= What you need to do =
Below are the records; locate each line with the word "label" and copy it.

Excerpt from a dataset
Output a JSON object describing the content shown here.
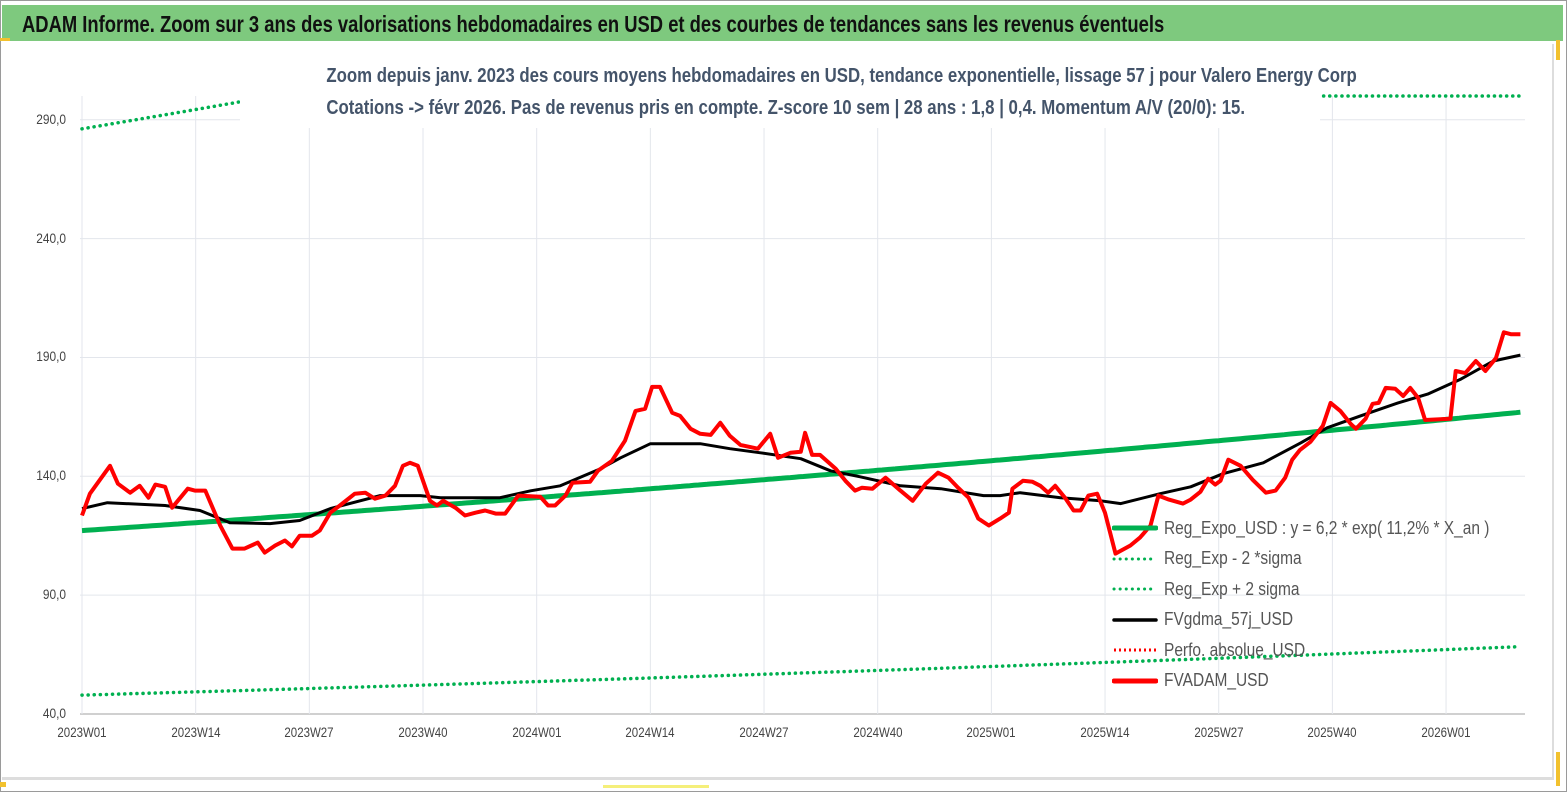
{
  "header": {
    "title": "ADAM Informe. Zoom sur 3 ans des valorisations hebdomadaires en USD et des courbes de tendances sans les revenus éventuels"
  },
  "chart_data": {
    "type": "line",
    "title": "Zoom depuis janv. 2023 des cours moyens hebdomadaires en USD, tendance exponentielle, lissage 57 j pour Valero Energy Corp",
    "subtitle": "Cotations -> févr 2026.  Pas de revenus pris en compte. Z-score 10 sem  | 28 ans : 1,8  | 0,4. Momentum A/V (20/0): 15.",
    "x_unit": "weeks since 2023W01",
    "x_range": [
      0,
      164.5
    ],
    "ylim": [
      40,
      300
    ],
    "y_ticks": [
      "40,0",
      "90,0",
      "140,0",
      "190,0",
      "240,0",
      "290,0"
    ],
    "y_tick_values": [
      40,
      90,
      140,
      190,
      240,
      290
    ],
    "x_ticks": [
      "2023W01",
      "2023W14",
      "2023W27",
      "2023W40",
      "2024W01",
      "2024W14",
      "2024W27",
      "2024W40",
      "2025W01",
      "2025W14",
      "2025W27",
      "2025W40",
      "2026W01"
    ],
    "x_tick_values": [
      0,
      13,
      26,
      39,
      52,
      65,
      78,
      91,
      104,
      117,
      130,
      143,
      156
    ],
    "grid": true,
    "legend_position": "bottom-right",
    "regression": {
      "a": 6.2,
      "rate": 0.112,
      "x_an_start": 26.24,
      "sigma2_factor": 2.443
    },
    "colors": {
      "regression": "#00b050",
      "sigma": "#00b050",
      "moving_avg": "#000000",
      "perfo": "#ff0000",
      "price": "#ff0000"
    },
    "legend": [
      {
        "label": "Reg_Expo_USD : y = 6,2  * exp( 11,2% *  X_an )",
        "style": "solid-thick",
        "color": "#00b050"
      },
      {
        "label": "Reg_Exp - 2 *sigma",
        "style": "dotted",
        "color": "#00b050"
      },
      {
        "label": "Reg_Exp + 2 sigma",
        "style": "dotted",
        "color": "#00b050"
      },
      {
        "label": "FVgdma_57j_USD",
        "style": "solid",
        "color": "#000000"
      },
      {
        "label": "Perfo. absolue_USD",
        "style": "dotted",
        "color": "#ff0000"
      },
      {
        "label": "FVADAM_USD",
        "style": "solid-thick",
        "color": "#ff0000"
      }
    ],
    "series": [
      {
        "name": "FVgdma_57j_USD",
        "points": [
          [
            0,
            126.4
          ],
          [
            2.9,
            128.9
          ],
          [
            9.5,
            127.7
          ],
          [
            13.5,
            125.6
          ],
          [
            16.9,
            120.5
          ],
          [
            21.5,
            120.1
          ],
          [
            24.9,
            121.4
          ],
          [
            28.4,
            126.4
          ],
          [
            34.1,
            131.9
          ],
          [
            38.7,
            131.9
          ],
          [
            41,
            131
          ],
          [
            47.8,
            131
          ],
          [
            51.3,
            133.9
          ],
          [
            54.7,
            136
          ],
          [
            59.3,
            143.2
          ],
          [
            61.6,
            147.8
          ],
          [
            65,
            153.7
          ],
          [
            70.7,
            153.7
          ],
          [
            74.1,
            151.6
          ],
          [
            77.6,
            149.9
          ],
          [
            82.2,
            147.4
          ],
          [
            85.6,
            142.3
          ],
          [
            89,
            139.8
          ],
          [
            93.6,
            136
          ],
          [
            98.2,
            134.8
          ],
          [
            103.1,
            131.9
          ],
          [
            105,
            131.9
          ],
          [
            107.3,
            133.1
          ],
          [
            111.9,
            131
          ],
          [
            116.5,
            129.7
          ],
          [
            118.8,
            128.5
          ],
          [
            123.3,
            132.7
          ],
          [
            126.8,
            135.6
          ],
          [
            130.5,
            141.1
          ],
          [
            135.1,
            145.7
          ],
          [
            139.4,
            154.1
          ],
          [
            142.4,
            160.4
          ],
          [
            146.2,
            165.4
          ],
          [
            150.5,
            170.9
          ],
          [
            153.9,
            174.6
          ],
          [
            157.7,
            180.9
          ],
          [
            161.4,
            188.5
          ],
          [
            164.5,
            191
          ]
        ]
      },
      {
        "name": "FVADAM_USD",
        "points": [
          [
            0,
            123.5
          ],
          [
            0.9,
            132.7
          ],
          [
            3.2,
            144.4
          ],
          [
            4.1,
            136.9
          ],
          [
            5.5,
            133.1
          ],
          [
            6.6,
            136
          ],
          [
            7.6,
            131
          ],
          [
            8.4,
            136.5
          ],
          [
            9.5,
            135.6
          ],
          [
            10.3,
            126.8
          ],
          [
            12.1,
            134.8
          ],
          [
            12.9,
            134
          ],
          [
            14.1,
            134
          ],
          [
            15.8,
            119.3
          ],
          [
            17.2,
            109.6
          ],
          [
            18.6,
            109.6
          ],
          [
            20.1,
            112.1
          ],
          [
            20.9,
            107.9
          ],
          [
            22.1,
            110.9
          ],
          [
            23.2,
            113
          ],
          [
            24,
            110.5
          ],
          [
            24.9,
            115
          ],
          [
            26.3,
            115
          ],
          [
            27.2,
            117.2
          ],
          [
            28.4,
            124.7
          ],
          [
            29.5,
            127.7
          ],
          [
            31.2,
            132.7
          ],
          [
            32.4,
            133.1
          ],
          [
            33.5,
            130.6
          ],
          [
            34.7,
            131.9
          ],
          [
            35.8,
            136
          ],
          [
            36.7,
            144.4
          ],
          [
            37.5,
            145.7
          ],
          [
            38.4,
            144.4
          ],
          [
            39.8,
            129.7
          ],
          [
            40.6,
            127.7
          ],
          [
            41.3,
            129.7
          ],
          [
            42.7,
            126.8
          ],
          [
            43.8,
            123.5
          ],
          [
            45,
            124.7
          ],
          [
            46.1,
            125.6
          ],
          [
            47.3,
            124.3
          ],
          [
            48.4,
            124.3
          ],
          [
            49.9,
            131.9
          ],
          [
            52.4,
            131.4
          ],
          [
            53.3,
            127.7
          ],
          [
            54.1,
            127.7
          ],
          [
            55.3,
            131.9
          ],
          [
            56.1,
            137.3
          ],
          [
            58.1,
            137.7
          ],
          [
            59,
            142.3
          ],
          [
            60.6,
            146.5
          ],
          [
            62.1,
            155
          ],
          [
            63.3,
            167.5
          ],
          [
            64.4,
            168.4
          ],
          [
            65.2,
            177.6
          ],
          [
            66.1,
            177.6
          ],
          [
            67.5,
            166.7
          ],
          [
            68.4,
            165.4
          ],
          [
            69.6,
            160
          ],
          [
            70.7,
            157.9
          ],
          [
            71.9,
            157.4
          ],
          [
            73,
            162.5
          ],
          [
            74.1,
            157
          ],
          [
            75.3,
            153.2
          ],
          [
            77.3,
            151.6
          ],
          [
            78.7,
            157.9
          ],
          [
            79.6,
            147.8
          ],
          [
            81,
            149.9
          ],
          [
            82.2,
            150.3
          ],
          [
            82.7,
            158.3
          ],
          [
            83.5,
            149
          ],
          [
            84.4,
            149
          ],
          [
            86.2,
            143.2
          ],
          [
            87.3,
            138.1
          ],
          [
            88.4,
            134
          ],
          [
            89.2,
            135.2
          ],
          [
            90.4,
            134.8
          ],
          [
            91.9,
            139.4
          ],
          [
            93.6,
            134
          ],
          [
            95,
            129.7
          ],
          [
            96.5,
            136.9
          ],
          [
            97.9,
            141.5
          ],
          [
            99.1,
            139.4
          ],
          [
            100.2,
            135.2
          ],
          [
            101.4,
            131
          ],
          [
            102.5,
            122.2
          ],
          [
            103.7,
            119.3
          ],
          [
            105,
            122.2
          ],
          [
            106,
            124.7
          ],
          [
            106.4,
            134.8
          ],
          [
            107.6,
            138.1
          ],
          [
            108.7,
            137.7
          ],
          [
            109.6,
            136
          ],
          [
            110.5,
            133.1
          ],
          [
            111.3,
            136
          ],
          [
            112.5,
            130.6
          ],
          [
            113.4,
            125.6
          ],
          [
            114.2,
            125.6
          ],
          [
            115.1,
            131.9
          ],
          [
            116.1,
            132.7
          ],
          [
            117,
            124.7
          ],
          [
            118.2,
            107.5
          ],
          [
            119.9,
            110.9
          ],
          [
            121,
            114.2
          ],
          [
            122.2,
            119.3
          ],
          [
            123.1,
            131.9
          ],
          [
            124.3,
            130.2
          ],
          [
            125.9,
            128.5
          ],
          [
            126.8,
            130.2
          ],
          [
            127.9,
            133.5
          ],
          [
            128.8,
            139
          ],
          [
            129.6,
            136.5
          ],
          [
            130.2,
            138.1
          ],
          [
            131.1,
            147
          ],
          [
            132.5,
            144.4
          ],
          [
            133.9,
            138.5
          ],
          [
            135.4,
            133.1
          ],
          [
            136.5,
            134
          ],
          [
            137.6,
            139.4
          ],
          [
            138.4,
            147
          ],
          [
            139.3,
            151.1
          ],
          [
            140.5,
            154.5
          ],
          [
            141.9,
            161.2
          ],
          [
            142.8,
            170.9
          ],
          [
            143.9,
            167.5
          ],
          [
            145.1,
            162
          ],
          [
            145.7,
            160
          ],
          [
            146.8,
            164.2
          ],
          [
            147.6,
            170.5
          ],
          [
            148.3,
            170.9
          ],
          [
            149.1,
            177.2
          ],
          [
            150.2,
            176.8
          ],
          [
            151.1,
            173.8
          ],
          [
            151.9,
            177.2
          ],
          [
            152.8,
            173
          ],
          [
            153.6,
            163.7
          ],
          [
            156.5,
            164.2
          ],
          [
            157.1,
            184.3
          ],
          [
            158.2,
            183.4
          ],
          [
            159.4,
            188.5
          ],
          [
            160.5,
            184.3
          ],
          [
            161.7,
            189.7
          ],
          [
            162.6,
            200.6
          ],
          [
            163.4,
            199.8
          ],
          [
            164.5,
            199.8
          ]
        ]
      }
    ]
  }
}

= Task output =
        "label": "Reg_Expo_USD : y = 6,2  * exp( 11,2% *  X_an )",
        "label": "Reg_Exp - 2 *sigma",
        "label": "Reg_Exp + 2 sigma",
        "label": "FVgdma_57j_USD",
        "label": "Perfo. absolue_USD",
        "label": "FVADAM_USD",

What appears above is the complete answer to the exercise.